Find the string "sales" in the entries and copy each line that has it.

--- Start INFORMATION PROVIDED ---

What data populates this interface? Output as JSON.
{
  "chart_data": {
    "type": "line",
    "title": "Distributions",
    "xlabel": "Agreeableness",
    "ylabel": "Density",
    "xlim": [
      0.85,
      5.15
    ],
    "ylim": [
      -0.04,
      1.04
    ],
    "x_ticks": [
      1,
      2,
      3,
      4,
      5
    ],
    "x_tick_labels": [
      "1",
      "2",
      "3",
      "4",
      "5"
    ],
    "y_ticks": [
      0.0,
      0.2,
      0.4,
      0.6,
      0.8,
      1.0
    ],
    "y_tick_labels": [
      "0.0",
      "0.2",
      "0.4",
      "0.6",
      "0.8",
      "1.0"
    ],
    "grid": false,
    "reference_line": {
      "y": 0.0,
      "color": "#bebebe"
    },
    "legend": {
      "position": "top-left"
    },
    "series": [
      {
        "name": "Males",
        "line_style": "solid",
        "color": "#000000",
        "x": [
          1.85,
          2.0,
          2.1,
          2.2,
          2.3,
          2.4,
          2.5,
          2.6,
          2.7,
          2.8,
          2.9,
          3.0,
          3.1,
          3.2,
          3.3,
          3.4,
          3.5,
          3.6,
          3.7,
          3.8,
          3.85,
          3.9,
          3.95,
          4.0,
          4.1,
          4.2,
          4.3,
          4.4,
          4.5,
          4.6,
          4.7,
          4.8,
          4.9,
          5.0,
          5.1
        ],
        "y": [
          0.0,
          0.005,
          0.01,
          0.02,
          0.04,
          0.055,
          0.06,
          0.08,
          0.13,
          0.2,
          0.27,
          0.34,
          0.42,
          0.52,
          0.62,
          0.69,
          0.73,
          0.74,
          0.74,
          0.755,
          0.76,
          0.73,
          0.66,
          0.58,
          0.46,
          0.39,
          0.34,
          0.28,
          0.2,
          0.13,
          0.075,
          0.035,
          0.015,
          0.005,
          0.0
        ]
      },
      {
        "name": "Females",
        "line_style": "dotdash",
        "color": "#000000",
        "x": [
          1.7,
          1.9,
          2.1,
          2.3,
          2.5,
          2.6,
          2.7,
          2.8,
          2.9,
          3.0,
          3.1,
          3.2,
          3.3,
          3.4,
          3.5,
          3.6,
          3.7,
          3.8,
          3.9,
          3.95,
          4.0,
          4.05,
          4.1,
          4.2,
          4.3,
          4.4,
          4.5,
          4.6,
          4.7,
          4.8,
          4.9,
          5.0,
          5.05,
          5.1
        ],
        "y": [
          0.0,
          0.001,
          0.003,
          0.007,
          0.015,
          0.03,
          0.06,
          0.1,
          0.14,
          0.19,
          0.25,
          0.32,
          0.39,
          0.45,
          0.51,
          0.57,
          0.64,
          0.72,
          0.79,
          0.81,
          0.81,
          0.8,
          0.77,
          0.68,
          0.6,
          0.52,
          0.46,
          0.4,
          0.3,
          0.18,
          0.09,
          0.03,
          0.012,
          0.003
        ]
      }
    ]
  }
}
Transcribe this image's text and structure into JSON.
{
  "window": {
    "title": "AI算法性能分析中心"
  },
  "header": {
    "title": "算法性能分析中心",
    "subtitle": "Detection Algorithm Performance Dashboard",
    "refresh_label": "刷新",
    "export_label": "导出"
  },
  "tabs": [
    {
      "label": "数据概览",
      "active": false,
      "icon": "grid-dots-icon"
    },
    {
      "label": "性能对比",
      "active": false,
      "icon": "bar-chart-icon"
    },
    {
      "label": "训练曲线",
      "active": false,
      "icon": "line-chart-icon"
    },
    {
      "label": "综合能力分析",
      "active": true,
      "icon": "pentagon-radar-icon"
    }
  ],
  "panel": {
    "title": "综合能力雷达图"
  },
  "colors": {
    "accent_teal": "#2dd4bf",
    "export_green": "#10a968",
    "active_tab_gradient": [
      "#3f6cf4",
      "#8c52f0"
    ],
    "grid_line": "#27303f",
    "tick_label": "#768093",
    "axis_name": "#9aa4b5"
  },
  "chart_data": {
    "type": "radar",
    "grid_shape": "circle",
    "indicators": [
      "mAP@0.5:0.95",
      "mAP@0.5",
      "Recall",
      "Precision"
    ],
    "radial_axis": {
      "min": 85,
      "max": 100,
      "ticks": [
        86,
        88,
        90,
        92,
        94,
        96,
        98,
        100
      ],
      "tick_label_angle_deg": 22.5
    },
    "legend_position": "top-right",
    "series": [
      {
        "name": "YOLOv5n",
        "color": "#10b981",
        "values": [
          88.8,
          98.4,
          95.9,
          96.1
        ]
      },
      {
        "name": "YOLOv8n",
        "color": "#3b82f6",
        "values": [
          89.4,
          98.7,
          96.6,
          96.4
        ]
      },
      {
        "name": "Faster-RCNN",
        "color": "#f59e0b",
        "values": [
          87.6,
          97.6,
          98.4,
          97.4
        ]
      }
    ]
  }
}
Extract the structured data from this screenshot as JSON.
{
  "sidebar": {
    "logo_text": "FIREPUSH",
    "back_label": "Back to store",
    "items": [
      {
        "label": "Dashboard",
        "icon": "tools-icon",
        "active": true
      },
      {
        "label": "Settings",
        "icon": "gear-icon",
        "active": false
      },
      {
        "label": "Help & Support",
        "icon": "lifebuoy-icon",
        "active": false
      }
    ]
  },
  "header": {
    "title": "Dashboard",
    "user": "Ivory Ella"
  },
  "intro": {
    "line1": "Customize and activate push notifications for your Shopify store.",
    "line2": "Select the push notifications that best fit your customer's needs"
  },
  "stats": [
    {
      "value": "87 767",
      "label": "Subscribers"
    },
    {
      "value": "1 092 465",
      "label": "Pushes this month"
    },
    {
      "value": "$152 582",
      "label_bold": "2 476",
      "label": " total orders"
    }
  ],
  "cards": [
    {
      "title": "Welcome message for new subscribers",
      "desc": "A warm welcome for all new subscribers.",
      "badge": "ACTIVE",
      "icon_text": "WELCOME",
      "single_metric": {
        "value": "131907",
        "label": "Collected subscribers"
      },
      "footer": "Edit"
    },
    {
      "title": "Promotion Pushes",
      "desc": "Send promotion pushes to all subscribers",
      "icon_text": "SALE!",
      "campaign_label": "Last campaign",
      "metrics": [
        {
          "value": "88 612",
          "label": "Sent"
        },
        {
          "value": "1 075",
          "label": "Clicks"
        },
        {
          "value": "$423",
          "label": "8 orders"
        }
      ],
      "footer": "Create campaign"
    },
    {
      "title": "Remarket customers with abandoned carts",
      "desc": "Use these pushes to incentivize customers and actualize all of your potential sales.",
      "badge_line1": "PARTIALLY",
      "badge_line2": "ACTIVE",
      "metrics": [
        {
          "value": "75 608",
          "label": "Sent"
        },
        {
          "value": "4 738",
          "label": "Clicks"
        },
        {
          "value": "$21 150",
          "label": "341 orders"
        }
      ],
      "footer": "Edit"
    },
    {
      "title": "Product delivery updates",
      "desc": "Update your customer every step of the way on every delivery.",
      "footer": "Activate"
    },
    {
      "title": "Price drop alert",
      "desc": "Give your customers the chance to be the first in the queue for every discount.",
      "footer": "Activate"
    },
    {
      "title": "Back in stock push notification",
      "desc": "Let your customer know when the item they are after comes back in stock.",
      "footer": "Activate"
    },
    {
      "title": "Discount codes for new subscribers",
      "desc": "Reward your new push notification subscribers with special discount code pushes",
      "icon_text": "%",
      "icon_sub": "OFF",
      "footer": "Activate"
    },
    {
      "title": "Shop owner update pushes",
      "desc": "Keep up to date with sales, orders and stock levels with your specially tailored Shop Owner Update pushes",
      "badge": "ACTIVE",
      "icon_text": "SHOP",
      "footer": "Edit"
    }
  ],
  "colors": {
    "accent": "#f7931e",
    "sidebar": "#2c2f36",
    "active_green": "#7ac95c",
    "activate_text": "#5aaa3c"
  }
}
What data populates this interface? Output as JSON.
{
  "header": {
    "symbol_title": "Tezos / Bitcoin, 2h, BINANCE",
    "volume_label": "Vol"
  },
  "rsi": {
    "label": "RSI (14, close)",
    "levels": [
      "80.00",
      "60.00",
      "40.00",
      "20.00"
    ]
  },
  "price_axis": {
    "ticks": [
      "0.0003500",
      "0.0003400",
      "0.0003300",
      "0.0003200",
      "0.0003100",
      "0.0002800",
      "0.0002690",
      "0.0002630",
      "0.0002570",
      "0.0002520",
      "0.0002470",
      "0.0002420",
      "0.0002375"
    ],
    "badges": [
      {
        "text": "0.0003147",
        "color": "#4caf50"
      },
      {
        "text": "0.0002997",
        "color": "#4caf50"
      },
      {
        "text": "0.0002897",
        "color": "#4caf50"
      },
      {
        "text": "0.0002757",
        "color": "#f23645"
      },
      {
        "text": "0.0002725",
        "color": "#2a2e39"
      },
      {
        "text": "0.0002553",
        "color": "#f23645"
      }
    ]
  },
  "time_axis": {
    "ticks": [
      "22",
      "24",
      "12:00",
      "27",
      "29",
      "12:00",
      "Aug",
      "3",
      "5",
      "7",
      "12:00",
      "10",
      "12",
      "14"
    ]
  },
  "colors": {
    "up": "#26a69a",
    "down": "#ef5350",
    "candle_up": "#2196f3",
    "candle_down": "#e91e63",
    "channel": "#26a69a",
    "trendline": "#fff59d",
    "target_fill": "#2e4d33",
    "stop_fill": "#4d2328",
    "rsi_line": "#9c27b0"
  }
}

--- End INFORMATION PROVIDED ---

(TASK ANSWER):
      "desc": "Use these pushes to incentivize customers and actualize all of your potential sales.",
      "desc": "Keep up to date with sales, orders and stock levels with your specially tailored Shop Owner Update pushes",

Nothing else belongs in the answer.